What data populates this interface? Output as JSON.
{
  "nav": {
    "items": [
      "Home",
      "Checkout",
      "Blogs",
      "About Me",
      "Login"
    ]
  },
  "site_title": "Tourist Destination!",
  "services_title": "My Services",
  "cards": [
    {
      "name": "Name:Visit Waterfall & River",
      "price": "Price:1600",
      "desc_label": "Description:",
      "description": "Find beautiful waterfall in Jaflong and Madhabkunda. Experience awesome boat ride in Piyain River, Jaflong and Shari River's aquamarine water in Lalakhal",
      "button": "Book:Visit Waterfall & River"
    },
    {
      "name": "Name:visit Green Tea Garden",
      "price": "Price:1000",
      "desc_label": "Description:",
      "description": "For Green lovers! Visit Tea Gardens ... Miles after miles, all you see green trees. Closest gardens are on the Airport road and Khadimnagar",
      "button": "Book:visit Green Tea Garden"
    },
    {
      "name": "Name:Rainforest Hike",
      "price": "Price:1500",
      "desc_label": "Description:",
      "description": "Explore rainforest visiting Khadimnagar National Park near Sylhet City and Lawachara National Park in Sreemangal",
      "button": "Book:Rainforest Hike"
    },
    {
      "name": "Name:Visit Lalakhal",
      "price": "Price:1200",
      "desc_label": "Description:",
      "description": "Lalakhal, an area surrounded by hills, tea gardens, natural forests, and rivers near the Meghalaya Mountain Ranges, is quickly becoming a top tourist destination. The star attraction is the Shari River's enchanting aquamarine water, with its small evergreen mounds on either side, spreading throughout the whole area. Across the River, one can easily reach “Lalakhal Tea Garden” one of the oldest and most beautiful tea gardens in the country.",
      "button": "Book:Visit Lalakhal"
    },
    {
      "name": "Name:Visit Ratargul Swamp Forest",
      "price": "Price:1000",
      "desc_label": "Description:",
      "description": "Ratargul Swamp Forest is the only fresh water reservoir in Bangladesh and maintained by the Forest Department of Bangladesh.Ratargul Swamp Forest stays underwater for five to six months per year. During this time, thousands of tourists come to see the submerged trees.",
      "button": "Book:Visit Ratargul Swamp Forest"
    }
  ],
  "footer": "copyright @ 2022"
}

> [AIM] Copy the material above, line for line.

> [SOLUTION TO THE PROBLEM]
What data populates this interface? Output as JSON.
{
  "nav": {
    "items": [
      "Home",
      "Checkout",
      "Blogs",
      "About Me",
      "Login"
    ]
  },
  "site_title": "Tourist Destination!",
  "services_title": "My Services",
  "cards": [
    {
      "name": "Name:Visit Waterfall & River",
      "price": "Price:1600",
      "desc_label": "Description:",
      "description": "Find beautiful waterfall in Jaflong and Madhabkunda. Experience awesome boat ride in Piyain River, Jaflong and Shari River's aquamarine water in Lalakhal",
      "button": "Book:Visit Waterfall & River"
    },
    {
      "name": "Name:visit Green Tea Garden",
      "price": "Price:1000",
      "desc_label": "Description:",
      "description": "For Green lovers! Visit Tea Gardens ... Miles after miles, all you see green trees. Closest gardens are on the Airport road and Khadimnagar",
      "button": "Book:visit Green Tea Garden"
    },
    {
      "name": "Name:Rainforest Hike",
      "price": "Price:1500",
      "desc_label": "Description:",
      "description": "Explore rainforest visiting Khadimnagar National Park near Sylhet City and Lawachara National Park in Sreemangal",
      "button": "Book:Rainforest Hike"
    },
    {
      "name": "Name:Visit Lalakhal",
      "price": "Price:1200",
      "desc_label": "Description:",
      "description": "Lalakhal, an area surrounded by hills, tea gardens, natural forests, and rivers near the Meghalaya Mountain Ranges, is quickly becoming a top tourist destination. The star attraction is the Shari River's enchanting aquamarine water, with its small evergreen mounds on either side, spreading throughout the whole area. Across the River, one can easily reach “Lalakhal Tea Garden” one of the oldest and most beautiful tea gardens in the country.",
      "button": "Book:Visit Lalakhal"
    },
    {
      "name": "Name:Visit Ratargul Swamp Forest",
      "price": "Price:1000",
      "desc_label": "Description:",
      "description": "Ratargul Swamp Forest is the only fresh water reservoir in Bangladesh and maintained by the Forest Department of Bangladesh.Ratargul Swamp Forest stays underwater for five to six months per year. During this time, thousands of tourists come to see the submerged trees.",
      "button": "Book:Visit Ratargul Swamp Forest"
    }
  ],
  "footer": "copyright @ 2022"
}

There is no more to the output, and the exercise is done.